— start of Recorded data —

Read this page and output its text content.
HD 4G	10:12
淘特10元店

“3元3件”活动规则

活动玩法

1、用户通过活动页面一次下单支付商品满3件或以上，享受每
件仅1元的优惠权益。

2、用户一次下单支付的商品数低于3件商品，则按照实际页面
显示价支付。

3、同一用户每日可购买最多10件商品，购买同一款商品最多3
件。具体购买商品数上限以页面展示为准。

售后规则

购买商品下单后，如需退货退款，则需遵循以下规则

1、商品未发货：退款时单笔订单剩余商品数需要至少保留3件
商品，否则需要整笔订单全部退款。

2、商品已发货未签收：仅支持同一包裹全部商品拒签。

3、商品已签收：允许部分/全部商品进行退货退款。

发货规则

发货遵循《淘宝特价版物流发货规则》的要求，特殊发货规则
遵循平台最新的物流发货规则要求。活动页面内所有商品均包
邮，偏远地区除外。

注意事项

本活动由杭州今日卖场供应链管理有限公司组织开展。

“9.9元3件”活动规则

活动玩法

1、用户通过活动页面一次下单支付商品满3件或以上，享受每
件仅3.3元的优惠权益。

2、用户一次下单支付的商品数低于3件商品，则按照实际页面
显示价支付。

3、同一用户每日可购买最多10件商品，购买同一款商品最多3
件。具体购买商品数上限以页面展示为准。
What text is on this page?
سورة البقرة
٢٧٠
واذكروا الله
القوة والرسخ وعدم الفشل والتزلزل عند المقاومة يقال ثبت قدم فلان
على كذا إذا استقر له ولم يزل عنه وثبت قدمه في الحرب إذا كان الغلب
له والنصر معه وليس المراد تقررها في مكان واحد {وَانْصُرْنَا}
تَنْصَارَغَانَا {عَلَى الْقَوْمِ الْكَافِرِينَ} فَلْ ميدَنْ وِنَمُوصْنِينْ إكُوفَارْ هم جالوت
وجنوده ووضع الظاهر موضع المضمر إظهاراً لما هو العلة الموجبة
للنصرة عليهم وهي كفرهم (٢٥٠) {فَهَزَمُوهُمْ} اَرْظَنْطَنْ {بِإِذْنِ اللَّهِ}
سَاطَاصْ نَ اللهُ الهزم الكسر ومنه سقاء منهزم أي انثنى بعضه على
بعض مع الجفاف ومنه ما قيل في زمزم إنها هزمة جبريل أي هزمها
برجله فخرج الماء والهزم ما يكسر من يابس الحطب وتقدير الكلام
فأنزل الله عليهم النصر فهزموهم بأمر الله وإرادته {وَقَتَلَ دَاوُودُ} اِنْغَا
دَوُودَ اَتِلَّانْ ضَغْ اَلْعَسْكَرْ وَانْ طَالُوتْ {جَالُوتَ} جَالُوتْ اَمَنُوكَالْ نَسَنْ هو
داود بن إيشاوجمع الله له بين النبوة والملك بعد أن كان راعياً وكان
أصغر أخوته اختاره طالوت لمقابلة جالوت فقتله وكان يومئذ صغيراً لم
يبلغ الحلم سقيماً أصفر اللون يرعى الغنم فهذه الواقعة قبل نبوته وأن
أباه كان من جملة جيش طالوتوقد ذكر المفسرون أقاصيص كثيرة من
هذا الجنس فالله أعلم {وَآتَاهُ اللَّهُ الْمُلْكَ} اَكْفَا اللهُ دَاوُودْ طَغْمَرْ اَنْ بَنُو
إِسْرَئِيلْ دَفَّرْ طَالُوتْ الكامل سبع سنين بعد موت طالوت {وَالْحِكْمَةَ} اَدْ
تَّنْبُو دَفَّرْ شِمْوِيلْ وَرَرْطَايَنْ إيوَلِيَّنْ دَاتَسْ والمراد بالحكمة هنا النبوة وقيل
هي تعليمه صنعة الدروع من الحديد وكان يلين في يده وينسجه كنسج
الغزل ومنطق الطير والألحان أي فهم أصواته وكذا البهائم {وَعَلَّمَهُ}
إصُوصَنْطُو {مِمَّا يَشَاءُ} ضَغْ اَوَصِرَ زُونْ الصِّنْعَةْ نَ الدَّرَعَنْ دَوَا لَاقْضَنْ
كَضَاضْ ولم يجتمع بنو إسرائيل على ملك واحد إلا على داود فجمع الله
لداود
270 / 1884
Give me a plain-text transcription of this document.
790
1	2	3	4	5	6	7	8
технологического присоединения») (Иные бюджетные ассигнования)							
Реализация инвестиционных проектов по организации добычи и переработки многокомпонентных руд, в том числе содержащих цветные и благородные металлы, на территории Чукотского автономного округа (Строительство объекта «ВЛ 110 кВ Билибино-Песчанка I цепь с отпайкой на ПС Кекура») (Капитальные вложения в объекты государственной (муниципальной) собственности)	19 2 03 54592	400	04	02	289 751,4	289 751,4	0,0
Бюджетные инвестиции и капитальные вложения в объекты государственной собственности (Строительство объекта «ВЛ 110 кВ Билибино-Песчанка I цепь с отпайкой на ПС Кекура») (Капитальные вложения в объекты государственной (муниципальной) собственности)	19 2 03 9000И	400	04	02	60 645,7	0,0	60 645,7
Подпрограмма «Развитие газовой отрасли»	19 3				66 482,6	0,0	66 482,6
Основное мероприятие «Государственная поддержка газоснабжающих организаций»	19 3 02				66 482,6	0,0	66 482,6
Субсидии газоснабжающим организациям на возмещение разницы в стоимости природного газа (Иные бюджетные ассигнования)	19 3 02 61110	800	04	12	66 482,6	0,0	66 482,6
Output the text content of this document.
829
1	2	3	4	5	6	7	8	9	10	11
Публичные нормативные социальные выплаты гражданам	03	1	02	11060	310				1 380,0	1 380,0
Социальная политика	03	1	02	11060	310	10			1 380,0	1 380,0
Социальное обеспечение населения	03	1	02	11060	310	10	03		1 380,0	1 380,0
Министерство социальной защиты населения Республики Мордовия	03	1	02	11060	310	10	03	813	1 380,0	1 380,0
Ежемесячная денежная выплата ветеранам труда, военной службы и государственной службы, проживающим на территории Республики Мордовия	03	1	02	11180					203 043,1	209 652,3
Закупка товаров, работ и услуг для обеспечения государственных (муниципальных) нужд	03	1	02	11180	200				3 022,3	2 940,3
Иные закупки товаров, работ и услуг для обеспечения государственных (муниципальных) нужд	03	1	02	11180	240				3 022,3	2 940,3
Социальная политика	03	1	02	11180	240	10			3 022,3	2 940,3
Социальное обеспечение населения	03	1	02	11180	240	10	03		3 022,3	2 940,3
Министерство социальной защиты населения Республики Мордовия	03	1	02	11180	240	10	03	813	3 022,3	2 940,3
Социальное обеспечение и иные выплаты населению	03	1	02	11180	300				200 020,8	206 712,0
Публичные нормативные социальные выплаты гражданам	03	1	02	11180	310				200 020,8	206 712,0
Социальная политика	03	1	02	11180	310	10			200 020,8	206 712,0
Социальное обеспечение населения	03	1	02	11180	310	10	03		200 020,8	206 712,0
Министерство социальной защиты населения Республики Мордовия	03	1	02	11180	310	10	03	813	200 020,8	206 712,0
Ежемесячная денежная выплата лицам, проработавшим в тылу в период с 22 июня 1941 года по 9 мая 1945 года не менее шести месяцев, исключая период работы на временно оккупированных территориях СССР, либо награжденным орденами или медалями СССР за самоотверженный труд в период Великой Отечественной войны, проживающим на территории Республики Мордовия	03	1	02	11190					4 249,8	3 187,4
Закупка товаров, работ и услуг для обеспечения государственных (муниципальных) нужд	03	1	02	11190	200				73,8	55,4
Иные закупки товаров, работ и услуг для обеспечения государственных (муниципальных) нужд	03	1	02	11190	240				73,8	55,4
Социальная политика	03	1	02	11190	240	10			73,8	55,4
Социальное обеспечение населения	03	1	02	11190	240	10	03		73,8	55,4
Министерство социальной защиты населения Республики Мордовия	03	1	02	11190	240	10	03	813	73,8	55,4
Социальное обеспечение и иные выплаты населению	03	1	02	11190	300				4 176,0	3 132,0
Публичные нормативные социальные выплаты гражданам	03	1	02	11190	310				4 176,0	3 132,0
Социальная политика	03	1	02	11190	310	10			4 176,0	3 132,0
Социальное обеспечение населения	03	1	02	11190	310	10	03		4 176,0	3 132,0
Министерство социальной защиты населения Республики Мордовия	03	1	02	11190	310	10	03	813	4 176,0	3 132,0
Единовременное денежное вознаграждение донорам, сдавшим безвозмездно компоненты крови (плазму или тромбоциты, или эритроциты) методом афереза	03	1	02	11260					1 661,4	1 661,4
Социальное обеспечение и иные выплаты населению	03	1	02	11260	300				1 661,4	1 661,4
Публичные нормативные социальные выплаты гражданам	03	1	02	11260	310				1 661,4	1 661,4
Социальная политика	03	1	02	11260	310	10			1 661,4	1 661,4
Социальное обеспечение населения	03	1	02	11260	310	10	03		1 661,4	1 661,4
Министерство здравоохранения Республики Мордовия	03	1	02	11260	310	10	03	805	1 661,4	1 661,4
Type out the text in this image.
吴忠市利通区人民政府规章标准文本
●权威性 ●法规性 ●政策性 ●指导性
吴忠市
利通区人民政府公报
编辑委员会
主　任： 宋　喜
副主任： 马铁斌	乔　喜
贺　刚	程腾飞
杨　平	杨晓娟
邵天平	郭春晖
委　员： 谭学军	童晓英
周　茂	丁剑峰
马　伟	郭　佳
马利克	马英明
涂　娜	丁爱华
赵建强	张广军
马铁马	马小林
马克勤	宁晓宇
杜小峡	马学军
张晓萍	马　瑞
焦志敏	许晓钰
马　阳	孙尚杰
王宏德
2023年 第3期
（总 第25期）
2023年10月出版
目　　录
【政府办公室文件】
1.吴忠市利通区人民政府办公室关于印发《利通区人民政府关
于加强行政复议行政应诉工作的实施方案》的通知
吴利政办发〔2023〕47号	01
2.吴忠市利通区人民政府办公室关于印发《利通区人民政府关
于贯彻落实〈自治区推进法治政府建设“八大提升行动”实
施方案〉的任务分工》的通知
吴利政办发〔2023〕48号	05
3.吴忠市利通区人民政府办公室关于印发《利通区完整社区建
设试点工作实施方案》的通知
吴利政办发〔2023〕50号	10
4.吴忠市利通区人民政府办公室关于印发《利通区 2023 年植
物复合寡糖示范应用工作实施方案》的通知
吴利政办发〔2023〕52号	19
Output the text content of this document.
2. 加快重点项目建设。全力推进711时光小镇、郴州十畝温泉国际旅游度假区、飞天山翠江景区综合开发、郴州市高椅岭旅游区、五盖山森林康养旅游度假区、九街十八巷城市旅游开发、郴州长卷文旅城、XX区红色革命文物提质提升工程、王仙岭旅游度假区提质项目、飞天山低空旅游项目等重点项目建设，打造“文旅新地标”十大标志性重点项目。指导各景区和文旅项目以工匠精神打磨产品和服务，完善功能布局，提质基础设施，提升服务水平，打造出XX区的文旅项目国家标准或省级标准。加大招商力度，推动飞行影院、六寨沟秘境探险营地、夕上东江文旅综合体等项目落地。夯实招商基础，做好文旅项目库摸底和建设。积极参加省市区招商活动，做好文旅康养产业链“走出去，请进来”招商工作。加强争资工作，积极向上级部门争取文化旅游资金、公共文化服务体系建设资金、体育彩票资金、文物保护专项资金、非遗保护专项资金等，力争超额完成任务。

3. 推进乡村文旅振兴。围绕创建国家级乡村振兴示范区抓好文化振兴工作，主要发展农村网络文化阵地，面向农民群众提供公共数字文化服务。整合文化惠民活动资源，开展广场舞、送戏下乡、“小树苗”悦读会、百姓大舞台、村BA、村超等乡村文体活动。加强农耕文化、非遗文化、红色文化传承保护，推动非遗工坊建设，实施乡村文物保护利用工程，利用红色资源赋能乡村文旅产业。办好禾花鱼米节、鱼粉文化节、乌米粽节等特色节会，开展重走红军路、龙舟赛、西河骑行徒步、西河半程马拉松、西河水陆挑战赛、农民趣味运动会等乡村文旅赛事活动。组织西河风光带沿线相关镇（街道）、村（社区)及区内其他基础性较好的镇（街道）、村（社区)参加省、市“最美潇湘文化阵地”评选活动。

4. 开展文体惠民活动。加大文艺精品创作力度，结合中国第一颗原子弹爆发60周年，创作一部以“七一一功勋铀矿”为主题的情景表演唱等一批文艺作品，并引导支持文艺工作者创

— end of Recorded data —

From the entries above, extract each line containing "муниципальной".

Реализация инвестиционных проектов по организации добычи и переработки многокомпонентных руд, в том числе содержащих цветные и благородные металлы, на территории Чукотского автономного округа (Строительство объекта «ВЛ 110 кВ Билибино-Песчанка I цепь с отпайкой на ПС Кекура») (Капитальные вложения в объекты государственной (муниципальной) собственности)	19 2 03 54592	400	04	02	289 751,4	289 751,4	0,0
Бюджетные инвестиции и капитальные вложения в объекты государственной собственности (Строительство объекта «ВЛ 110 кВ Билибино-Песчанка I цепь с отпайкой на ПС Кекура») (Капитальные вложения в объекты государственной (муниципальной) собственности)	19 2 03 9000И	400	04	02	60 645,7	0,0	60 645,7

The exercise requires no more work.